Your task: Return every line of the material below that contains the word "сокровищ", copying each line in full.

Dataset rows:
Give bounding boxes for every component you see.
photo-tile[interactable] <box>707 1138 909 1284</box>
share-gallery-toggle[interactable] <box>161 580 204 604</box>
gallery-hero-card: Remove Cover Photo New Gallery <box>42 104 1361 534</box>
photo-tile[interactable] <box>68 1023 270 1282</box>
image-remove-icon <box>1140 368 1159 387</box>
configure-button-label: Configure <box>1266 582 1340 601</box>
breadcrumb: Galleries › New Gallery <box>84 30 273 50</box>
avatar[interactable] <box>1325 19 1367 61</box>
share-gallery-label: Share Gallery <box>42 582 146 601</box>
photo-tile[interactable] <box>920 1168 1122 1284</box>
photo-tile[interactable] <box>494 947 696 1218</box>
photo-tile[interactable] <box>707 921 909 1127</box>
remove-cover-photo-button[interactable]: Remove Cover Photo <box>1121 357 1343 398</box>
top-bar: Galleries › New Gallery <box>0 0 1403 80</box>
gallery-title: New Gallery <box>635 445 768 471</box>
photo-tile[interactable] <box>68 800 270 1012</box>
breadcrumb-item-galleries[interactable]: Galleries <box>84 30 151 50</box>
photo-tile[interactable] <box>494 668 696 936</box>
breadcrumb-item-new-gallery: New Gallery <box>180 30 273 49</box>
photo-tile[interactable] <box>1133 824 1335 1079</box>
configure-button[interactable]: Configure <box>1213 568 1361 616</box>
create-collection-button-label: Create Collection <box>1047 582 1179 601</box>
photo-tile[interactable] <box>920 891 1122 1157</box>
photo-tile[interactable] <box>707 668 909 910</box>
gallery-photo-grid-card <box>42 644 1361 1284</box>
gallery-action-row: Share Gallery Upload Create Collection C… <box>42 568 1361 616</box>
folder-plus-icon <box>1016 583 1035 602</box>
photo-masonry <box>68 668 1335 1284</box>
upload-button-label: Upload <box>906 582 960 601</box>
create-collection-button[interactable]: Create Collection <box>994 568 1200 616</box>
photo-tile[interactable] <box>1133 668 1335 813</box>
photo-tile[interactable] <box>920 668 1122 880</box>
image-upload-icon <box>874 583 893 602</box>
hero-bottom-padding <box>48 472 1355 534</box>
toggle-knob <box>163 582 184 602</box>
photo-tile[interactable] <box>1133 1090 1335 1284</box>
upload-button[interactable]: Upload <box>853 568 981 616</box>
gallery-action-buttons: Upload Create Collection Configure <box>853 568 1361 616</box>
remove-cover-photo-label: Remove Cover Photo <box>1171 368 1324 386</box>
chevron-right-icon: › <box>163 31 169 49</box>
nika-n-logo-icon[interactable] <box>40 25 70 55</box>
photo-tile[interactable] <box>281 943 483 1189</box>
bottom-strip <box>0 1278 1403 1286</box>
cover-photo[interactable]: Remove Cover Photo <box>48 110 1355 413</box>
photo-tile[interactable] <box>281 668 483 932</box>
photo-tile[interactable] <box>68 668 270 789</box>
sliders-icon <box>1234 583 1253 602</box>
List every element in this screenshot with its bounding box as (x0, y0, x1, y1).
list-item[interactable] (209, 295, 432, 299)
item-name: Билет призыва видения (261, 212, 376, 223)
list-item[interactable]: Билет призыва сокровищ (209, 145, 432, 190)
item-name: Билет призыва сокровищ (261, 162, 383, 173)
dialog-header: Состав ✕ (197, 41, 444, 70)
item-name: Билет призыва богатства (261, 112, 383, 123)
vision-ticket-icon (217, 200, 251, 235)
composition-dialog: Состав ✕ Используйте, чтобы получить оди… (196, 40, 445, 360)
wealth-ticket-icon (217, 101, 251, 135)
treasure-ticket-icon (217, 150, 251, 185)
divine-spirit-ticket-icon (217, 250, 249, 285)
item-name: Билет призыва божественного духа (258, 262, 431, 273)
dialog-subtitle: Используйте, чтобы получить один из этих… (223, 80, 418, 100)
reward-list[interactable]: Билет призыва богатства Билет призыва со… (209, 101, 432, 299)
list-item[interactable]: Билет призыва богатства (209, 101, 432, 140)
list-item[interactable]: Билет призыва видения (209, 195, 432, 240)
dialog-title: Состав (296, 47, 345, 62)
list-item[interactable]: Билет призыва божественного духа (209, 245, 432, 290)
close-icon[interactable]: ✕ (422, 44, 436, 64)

Written answer:
list-item[interactable]: Билет призыва сокровищ (209, 145, 432, 190)
item-name: Билет призыва сокровищ (261, 162, 383, 173)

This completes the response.